#### Exercise brief
Reproduce the listing below exactly. Pictures do not belong in the copy.

Figure data in JSON
######

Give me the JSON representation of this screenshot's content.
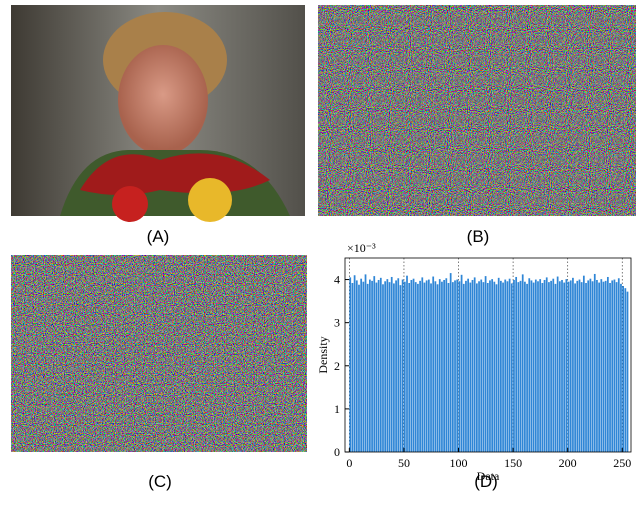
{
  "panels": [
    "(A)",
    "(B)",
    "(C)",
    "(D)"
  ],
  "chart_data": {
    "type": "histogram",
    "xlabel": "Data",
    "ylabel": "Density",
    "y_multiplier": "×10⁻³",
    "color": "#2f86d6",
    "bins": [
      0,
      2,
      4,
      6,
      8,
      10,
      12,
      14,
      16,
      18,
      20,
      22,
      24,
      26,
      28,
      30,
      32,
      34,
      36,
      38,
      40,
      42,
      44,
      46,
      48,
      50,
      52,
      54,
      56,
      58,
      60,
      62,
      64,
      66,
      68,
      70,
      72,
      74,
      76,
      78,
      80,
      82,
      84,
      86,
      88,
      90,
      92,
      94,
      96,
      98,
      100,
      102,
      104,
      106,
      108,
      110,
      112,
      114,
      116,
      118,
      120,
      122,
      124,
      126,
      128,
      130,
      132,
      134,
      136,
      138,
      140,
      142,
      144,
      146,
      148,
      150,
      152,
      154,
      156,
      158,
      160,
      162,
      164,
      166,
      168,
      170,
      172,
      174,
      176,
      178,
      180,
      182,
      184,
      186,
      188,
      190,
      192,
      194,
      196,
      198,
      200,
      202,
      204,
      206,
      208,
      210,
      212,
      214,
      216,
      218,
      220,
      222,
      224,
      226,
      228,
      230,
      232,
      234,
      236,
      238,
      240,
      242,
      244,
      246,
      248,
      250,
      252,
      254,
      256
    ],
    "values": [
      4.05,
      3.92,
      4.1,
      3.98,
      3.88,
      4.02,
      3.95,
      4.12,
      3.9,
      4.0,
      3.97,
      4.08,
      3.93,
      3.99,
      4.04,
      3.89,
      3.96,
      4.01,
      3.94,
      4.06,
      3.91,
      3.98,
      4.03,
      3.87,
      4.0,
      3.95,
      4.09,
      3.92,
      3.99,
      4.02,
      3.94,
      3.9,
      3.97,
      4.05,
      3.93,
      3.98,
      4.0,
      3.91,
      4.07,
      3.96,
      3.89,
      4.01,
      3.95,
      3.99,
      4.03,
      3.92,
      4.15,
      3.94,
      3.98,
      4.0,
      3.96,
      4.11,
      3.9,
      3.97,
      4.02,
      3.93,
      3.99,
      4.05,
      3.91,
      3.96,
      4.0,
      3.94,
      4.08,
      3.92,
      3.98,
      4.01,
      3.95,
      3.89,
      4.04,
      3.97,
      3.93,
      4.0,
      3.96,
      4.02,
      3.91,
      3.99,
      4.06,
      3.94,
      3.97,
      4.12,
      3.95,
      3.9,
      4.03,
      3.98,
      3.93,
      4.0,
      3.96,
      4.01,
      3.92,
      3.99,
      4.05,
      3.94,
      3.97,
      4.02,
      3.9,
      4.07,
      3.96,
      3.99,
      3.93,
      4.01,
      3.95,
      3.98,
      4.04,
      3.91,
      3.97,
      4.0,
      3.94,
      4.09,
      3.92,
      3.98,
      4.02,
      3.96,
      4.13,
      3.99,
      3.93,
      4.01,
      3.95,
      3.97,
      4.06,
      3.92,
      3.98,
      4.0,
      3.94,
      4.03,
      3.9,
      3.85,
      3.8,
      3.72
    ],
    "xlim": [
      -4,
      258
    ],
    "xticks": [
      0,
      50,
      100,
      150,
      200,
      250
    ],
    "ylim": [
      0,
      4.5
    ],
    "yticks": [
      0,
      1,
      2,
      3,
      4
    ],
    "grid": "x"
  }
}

######

#### Full answer
Give me the JSON representation of this screenshot's content.
{
  "panels": [
    "(A)",
    "(B)",
    "(C)",
    "(D)"
  ],
  "chart_data": {
    "type": "histogram",
    "xlabel": "Data",
    "ylabel": "Density",
    "y_multiplier": "×10⁻³",
    "color": "#2f86d6",
    "bins": [
      0,
      2,
      4,
      6,
      8,
      10,
      12,
      14,
      16,
      18,
      20,
      22,
      24,
      26,
      28,
      30,
      32,
      34,
      36,
      38,
      40,
      42,
      44,
      46,
      48,
      50,
      52,
      54,
      56,
      58,
      60,
      62,
      64,
      66,
      68,
      70,
      72,
      74,
      76,
      78,
      80,
      82,
      84,
      86,
      88,
      90,
      92,
      94,
      96,
      98,
      100,
      102,
      104,
      106,
      108,
      110,
      112,
      114,
      116,
      118,
      120,
      122,
      124,
      126,
      128,
      130,
      132,
      134,
      136,
      138,
      140,
      142,
      144,
      146,
      148,
      150,
      152,
      154,
      156,
      158,
      160,
      162,
      164,
      166,
      168,
      170,
      172,
      174,
      176,
      178,
      180,
      182,
      184,
      186,
      188,
      190,
      192,
      194,
      196,
      198,
      200,
      202,
      204,
      206,
      208,
      210,
      212,
      214,
      216,
      218,
      220,
      222,
      224,
      226,
      228,
      230,
      232,
      234,
      236,
      238,
      240,
      242,
      244,
      246,
      248,
      250,
      252,
      254,
      256
    ],
    "values": [
      4.05,
      3.92,
      4.1,
      3.98,
      3.88,
      4.02,
      3.95,
      4.12,
      3.9,
      4.0,
      3.97,
      4.08,
      3.93,
      3.99,
      4.04,
      3.89,
      3.96,
      4.01,
      3.94,
      4.06,
      3.91,
      3.98,
      4.03,
      3.87,
      4.0,
      3.95,
      4.09,
      3.92,
      3.99,
      4.02,
      3.94,
      3.9,
      3.97,
      4.05,
      3.93,
      3.98,
      4.0,
      3.91,
      4.07,
      3.96,
      3.89,
      4.01,
      3.95,
      3.99,
      4.03,
      3.92,
      4.15,
      3.94,
      3.98,
      4.0,
      3.96,
      4.11,
      3.9,
      3.97,
      4.02,
      3.93,
      3.99,
      4.05,
      3.91,
      3.96,
      4.0,
      3.94,
      4.08,
      3.92,
      3.98,
      4.01,
      3.95,
      3.89,
      4.04,
      3.97,
      3.93,
      4.0,
      3.96,
      4.02,
      3.91,
      3.99,
      4.06,
      3.94,
      3.97,
      4.12,
      3.95,
      3.9,
      4.03,
      3.98,
      3.93,
      4.0,
      3.96,
      4.01,
      3.92,
      3.99,
      4.05,
      3.94,
      3.97,
      4.02,
      3.9,
      4.07,
      3.96,
      3.99,
      3.93,
      4.01,
      3.95,
      3.98,
      4.04,
      3.91,
      3.97,
      4.0,
      3.94,
      4.09,
      3.92,
      3.98,
      4.02,
      3.96,
      4.13,
      3.99,
      3.93,
      4.01,
      3.95,
      3.97,
      4.06,
      3.92,
      3.98,
      4.0,
      3.94,
      4.03,
      3.9,
      3.85,
      3.8,
      3.72
    ],
    "xlim": [
      -4,
      258
    ],
    "xticks": [
      0,
      50,
      100,
      150,
      200,
      250
    ],
    "ylim": [
      0,
      4.5
    ],
    "yticks": [
      0,
      1,
      2,
      3,
      4
    ],
    "grid": "x"
  }
}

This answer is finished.